▼▼▼

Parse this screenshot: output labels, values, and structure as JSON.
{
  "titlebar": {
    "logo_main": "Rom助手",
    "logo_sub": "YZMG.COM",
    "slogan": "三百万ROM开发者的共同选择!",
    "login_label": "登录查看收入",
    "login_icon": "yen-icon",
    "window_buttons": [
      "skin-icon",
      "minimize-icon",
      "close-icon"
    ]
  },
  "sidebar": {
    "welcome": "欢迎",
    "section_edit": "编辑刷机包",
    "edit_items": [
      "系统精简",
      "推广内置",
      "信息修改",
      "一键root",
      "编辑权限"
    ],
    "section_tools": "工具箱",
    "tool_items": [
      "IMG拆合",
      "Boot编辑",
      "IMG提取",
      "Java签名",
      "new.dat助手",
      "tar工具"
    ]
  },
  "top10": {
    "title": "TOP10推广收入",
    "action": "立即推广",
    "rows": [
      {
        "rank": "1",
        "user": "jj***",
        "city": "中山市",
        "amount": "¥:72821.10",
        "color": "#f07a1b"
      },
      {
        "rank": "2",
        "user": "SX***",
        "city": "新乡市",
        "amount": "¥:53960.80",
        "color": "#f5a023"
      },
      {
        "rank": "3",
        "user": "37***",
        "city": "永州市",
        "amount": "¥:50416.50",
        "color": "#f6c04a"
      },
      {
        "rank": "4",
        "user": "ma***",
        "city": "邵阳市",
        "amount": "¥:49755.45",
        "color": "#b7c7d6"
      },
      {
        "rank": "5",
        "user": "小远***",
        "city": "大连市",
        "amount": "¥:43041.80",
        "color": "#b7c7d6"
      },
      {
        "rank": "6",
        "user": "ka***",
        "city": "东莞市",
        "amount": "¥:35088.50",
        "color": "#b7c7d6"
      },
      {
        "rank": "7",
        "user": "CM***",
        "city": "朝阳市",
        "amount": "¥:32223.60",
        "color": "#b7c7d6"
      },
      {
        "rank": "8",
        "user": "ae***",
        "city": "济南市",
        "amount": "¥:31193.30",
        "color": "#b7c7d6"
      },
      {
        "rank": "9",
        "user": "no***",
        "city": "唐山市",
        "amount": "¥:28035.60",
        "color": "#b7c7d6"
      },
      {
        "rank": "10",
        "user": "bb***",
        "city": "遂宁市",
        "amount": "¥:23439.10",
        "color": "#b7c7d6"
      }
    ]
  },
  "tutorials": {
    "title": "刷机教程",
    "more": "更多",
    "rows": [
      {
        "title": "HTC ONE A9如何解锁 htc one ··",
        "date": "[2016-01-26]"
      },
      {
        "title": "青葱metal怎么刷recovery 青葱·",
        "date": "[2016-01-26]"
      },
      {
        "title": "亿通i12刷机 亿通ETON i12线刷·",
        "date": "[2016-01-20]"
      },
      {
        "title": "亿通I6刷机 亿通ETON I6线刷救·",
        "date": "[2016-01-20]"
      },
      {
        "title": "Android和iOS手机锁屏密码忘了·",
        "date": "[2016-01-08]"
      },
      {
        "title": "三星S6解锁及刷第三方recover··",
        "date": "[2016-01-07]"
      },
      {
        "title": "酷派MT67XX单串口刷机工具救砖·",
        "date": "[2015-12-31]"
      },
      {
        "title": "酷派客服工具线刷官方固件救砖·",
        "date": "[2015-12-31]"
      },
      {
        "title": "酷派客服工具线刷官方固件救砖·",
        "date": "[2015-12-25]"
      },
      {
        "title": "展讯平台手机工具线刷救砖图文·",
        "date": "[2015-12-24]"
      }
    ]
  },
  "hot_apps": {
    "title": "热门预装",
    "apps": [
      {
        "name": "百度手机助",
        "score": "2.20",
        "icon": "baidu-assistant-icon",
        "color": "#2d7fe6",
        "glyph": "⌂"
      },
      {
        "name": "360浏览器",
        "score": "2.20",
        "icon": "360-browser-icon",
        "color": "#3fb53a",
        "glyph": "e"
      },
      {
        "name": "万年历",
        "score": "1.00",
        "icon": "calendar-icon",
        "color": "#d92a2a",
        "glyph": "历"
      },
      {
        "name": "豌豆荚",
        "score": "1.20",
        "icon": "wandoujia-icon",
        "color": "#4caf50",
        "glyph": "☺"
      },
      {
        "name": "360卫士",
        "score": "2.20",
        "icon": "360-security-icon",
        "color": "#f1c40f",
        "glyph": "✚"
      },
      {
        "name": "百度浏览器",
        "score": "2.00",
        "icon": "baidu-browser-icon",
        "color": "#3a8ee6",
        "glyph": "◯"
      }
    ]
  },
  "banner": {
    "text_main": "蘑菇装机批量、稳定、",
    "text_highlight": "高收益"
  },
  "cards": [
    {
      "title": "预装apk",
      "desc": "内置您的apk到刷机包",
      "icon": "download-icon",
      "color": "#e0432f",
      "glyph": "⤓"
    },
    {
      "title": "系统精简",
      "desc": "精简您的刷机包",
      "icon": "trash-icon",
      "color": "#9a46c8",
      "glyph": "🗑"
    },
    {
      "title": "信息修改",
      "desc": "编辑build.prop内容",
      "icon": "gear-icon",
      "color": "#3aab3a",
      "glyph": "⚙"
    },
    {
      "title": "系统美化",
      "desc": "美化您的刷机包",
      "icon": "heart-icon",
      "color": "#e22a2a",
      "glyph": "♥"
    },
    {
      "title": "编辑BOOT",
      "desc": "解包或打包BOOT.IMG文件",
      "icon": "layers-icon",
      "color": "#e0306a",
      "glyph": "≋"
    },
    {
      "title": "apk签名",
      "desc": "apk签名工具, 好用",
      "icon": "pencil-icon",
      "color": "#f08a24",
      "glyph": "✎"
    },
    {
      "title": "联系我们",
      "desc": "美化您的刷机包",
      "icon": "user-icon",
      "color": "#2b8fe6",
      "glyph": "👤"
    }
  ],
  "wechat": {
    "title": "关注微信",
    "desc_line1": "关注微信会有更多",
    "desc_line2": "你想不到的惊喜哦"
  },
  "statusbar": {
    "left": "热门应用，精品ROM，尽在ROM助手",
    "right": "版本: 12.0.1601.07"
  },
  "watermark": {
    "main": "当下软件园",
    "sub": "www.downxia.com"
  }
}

▲▲▲

**What is needed**
Look for the word "baidu" in every line of the listing and copy the lines that have it.

**Answer**
        "icon": "baidu-assistant-icon",
        "icon": "baidu-browser-icon",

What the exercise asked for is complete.